Write out the full listing again, exactly as it stands.

(Collection entries)
• • • • •

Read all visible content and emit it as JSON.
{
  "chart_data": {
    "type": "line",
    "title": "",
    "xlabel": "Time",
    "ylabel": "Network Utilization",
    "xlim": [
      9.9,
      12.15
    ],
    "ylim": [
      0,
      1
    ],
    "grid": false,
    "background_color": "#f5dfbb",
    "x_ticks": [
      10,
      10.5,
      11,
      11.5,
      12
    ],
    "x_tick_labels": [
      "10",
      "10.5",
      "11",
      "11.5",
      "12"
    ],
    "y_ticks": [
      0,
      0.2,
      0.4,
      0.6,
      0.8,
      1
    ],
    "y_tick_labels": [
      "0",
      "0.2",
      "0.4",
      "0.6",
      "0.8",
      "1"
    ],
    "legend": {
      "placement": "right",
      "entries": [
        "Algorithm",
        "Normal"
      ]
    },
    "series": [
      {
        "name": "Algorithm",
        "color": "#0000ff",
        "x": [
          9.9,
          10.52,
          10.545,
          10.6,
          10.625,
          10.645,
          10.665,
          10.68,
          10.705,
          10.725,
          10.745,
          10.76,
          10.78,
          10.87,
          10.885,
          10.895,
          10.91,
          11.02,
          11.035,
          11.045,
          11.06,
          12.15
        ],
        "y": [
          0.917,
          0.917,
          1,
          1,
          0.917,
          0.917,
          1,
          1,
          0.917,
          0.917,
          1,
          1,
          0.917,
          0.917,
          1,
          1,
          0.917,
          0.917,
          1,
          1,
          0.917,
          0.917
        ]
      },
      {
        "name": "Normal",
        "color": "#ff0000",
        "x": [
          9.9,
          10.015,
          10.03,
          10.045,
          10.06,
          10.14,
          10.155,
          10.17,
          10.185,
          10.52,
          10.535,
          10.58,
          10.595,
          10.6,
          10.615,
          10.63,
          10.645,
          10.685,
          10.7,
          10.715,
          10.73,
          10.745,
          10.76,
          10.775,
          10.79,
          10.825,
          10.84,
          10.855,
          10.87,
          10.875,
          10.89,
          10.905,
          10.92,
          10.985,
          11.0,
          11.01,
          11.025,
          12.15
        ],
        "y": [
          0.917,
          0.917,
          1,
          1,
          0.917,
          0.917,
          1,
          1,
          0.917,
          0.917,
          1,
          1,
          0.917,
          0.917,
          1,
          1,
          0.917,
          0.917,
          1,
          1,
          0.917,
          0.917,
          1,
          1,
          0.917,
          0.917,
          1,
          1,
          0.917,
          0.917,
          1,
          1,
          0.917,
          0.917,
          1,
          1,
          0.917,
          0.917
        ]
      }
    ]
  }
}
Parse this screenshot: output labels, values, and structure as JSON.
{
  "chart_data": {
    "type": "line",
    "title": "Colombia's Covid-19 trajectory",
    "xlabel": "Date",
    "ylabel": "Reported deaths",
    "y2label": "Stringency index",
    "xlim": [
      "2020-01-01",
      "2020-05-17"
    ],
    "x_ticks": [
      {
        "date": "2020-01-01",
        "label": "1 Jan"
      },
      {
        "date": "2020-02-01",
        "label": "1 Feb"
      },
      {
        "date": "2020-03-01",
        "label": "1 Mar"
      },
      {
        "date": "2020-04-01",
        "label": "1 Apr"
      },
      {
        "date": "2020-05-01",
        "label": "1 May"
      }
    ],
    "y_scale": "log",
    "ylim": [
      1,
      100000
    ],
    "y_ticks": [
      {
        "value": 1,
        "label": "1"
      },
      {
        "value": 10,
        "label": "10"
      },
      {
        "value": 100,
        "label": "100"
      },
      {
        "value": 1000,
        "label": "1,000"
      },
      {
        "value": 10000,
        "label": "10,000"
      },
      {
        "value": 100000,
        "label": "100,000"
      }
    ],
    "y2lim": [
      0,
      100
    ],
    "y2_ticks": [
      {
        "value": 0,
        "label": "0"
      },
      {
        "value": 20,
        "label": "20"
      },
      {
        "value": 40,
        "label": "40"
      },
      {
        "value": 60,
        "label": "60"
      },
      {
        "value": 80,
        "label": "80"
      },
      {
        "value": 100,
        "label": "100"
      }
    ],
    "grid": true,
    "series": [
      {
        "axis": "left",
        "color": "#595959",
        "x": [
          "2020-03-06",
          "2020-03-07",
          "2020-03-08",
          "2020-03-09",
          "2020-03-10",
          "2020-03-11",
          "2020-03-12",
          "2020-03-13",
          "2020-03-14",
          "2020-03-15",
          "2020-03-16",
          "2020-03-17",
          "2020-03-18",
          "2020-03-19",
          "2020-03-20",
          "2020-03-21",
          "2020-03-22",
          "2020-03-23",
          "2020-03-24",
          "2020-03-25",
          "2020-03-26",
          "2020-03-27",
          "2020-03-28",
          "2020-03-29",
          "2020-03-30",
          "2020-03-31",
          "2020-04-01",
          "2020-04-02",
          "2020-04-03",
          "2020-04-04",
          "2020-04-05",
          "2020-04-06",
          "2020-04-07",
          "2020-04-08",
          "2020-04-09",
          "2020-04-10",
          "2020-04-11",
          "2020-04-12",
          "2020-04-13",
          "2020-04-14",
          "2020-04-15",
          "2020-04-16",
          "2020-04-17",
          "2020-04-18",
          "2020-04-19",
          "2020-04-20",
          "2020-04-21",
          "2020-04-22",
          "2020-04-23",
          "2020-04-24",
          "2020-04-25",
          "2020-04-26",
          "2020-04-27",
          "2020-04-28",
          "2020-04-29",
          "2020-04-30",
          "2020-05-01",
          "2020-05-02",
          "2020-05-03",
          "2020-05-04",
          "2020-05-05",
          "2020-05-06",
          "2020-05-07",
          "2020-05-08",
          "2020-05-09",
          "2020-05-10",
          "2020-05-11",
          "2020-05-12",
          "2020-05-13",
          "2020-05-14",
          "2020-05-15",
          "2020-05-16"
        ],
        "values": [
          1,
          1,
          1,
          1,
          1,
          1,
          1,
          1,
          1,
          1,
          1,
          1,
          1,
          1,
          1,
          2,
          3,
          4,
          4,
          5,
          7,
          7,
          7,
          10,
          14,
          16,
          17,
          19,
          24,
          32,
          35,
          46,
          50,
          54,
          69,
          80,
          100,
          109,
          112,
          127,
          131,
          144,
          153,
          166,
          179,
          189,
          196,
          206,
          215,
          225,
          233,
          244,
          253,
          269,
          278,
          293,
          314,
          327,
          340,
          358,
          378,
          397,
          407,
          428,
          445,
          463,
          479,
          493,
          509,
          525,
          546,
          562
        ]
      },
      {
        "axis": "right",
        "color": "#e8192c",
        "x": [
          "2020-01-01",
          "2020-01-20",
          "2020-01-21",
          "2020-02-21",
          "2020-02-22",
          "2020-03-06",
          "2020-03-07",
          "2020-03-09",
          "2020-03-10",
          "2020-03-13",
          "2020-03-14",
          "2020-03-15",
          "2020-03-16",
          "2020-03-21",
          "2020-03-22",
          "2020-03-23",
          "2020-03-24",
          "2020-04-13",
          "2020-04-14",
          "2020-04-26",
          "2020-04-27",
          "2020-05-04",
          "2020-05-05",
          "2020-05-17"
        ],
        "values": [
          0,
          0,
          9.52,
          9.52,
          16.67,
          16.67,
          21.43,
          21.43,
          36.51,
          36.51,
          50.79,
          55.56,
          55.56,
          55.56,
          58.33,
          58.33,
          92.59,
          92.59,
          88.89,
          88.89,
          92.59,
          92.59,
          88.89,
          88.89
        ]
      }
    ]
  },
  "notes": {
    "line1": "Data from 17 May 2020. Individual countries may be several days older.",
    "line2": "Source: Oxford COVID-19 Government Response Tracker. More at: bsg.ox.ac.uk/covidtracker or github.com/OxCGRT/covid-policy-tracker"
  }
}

• • • • •

Exercise output:
Read all visible content and emit it as JSON.
{
  "chart_data": {
    "type": "line",
    "title": "",
    "xlabel": "Time",
    "ylabel": "Network Utilization",
    "xlim": [
      9.9,
      12.15
    ],
    "ylim": [
      0,
      1
    ],
    "grid": false,
    "background_color": "#f5dfbb",
    "x_ticks": [
      10,
      10.5,
      11,
      11.5,
      12
    ],
    "x_tick_labels": [
      "10",
      "10.5",
      "11",
      "11.5",
      "12"
    ],
    "y_ticks": [
      0,
      0.2,
      0.4,
      0.6,
      0.8,
      1
    ],
    "y_tick_labels": [
      "0",
      "0.2",
      "0.4",
      "0.6",
      "0.8",
      "1"
    ],
    "legend": {
      "placement": "right",
      "entries": [
        "Algorithm",
        "Normal"
      ]
    },
    "series": [
      {
        "name": "Algorithm",
        "color": "#0000ff",
        "x": [
          9.9,
          10.52,
          10.545,
          10.6,
          10.625,
          10.645,
          10.665,
          10.68,
          10.705,
          10.725,
          10.745,
          10.76,
          10.78,
          10.87,
          10.885,
          10.895,
          10.91,
          11.02,
          11.035,
          11.045,
          11.06,
          12.15
        ],
        "y": [
          0.917,
          0.917,
          1,
          1,
          0.917,
          0.917,
          1,
          1,
          0.917,
          0.917,
          1,
          1,
          0.917,
          0.917,
          1,
          1,
          0.917,
          0.917,
          1,
          1,
          0.917,
          0.917
        ]
      },
      {
        "name": "Normal",
        "color": "#ff0000",
        "x": [
          9.9,
          10.015,
          10.03,
          10.045,
          10.06,
          10.14,
          10.155,
          10.17,
          10.185,
          10.52,
          10.535,
          10.58,
          10.595,
          10.6,
          10.615,
          10.63,
          10.645,
          10.685,
          10.7,
          10.715,
          10.73,
          10.745,
          10.76,
          10.775,
          10.79,
          10.825,
          10.84,
          10.855,
          10.87,
          10.875,
          10.89,
          10.905,
          10.92,
          10.985,
          11.0,
          11.01,
          11.025,
          12.15
        ],
        "y": [
          0.917,
          0.917,
          1,
          1,
          0.917,
          0.917,
          1,
          1,
          0.917,
          0.917,
          1,
          1,
          0.917,
          0.917,
          1,
          1,
          0.917,
          0.917,
          1,
          1,
          0.917,
          0.917,
          1,
          1,
          0.917,
          0.917,
          1,
          1,
          0.917,
          0.917,
          1,
          1,
          0.917,
          0.917,
          1,
          1,
          0.917,
          0.917
        ]
      }
    ]
  }
}
Parse this screenshot: output labels, values, and structure as JSON.
{
  "chart_data": {
    "type": "line",
    "title": "Colombia's Covid-19 trajectory",
    "xlabel": "Date",
    "ylabel": "Reported deaths",
    "y2label": "Stringency index",
    "xlim": [
      "2020-01-01",
      "2020-05-17"
    ],
    "x_ticks": [
      {
        "date": "2020-01-01",
        "label": "1 Jan"
      },
      {
        "date": "2020-02-01",
        "label": "1 Feb"
      },
      {
        "date": "2020-03-01",
        "label": "1 Mar"
      },
      {
        "date": "2020-04-01",
        "label": "1 Apr"
      },
      {
        "date": "2020-05-01",
        "label": "1 May"
      }
    ],
    "y_scale": "log",
    "ylim": [
      1,
      100000
    ],
    "y_ticks": [
      {
        "value": 1,
        "label": "1"
      },
      {
        "value": 10,
        "label": "10"
      },
      {
        "value": 100,
        "label": "100"
      },
      {
        "value": 1000,
        "label": "1,000"
      },
      {
        "value": 10000,
        "label": "10,000"
      },
      {
        "value": 100000,
        "label": "100,000"
      }
    ],
    "y2lim": [
      0,
      100
    ],
    "y2_ticks": [
      {
        "value": 0,
        "label": "0"
      },
      {
        "value": 20,
        "label": "20"
      },
      {
        "value": 40,
        "label": "40"
      },
      {
        "value": 60,
        "label": "60"
      },
      {
        "value": 80,
        "label": "80"
      },
      {
        "value": 100,
        "label": "100"
      }
    ],
    "grid": true,
    "series": [
      {
        "axis": "left",
        "color": "#595959",
        "x": [
          "2020-03-06",
          "2020-03-07",
          "2020-03-08",
          "2020-03-09",
          "2020-03-10",
          "2020-03-11",
          "2020-03-12",
          "2020-03-13",
          "2020-03-14",
          "2020-03-15",
          "2020-03-16",
          "2020-03-17",
          "2020-03-18",
          "2020-03-19",
          "2020-03-20",
          "2020-03-21",
          "2020-03-22",
          "2020-03-23",
          "2020-03-24",
          "2020-03-25",
          "2020-03-26",
          "2020-03-27",
          "2020-03-28",
          "2020-03-29",
          "2020-03-30",
          "2020-03-31",
          "2020-04-01",
          "2020-04-02",
          "2020-04-03",
          "2020-04-04",
          "2020-04-05",
          "2020-04-06",
          "2020-04-07",
          "2020-04-08",
          "2020-04-09",
          "2020-04-10",
          "2020-04-11",
          "2020-04-12",
          "2020-04-13",
          "2020-04-14",
          "2020-04-15",
          "2020-04-16",
          "2020-04-17",
          "2020-04-18",
          "2020-04-19",
          "2020-04-20",
          "2020-04-21",
          "2020-04-22",
          "2020-04-23",
          "2020-04-24",
          "2020-04-25",
          "2020-04-26",
          "2020-04-27",
          "2020-04-28",
          "2020-04-29",
          "2020-04-30",
          "2020-05-01",
          "2020-05-02",
          "2020-05-03",
          "2020-05-04",
          "2020-05-05",
          "2020-05-06",
          "2020-05-07",
          "2020-05-08",
          "2020-05-09",
          "2020-05-10",
          "2020-05-11",
          "2020-05-12",
          "2020-05-13",
          "2020-05-14",
          "2020-05-15",
          "2020-05-16"
        ],
        "values": [
          1,
          1,
          1,
          1,
          1,
          1,
          1,
          1,
          1,
          1,
          1,
          1,
          1,
          1,
          1,
          2,
          3,
          4,
          4,
          5,
          7,
          7,
          7,
          10,
          14,
          16,
          17,
          19,
          24,
          32,
          35,
          46,
          50,
          54,
          69,
          80,
          100,
          109,
          112,
          127,
          131,
          144,
          153,
          166,
          179,
          189,
          196,
          206,
          215,
          225,
          233,
          244,
          253,
          269,
          278,
          293,
          314,
          327,
          340,
          358,
          378,
          397,
          407,
          428,
          445,
          463,
          479,
          493,
          509,
          525,
          546,
          562
        ]
      },
      {
        "axis": "right",
        "color": "#e8192c",
        "x": [
          "2020-01-01",
          "2020-01-20",
          "2020-01-21",
          "2020-02-21",
          "2020-02-22",
          "2020-03-06",
          "2020-03-07",
          "2020-03-09",
          "2020-03-10",
          "2020-03-13",
          "2020-03-14",
          "2020-03-15",
          "2020-03-16",
          "2020-03-21",
          "2020-03-22",
          "2020-03-23",
          "2020-03-24",
          "2020-04-13",
          "2020-04-14",
          "2020-04-26",
          "2020-04-27",
          "2020-05-04",
          "2020-05-05",
          "2020-05-17"
        ],
        "values": [
          0,
          0,
          9.52,
          9.52,
          16.67,
          16.67,
          21.43,
          21.43,
          36.51,
          36.51,
          50.79,
          55.56,
          55.56,
          55.56,
          58.33,
          58.33,
          92.59,
          92.59,
          88.89,
          88.89,
          92.59,
          92.59,
          88.89,
          88.89
        ]
      }
    ]
  },
  "notes": {
    "line1": "Data from 17 May 2020. Individual countries may be several days older.",
    "line2": "Source: Oxford COVID-19 Government Response Tracker. More at: bsg.ox.ac.uk/covidtracker or github.com/OxCGRT/covid-policy-tracker"
  }
}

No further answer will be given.